*** Data records ***
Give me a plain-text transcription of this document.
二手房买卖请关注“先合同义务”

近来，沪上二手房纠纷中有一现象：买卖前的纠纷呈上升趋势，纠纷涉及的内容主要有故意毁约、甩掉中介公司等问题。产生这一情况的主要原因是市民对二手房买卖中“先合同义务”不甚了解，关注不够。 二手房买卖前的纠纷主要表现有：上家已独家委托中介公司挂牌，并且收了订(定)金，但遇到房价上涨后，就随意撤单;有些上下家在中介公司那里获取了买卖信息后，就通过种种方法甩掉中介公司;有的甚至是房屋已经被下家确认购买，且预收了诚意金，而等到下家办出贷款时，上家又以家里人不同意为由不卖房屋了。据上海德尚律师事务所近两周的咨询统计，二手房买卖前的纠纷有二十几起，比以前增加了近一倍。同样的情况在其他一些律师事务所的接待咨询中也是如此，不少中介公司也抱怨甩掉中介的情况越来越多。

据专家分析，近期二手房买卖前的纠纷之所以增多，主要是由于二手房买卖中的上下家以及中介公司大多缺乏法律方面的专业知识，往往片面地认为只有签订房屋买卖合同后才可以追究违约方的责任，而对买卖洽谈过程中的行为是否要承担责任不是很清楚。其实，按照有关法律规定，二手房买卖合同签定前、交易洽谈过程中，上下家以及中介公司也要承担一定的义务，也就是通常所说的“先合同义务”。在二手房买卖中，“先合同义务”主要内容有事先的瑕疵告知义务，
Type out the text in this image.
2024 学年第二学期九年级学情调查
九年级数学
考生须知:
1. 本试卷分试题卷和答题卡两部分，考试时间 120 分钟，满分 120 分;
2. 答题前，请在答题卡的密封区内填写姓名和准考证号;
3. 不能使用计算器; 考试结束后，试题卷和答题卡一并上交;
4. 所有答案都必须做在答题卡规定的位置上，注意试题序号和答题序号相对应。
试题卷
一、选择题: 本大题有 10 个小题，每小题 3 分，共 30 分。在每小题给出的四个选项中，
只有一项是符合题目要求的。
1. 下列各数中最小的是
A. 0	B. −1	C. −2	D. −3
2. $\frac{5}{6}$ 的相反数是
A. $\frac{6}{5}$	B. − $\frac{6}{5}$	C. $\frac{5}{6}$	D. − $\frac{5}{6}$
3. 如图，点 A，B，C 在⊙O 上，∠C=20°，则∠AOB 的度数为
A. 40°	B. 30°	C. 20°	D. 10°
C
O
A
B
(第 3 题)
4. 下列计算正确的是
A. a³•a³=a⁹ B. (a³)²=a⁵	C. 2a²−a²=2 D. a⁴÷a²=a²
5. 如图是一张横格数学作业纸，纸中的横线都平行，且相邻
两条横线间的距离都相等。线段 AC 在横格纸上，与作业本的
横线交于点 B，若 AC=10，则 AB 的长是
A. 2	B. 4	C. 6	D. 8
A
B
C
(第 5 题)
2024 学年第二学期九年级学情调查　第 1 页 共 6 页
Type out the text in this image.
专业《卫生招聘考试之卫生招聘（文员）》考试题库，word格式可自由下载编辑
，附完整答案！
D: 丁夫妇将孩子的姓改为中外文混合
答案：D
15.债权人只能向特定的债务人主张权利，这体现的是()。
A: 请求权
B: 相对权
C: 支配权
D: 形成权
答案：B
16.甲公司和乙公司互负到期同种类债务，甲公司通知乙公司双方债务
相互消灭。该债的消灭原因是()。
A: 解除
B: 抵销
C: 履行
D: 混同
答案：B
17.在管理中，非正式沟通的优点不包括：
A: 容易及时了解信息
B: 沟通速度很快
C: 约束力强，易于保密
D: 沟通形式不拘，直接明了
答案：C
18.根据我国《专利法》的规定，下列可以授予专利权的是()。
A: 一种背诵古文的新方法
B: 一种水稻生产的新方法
***
| Task objective |
For each line of the listing that holds the word "frac", show that line.

| Right answer |
2. $\frac{5}{6}$ 的相反数是
A. $\frac{6}{5}$	B. − $\frac{6}{5}$	C. $\frac{5}{6}$	D. − $\frac{5}{6}$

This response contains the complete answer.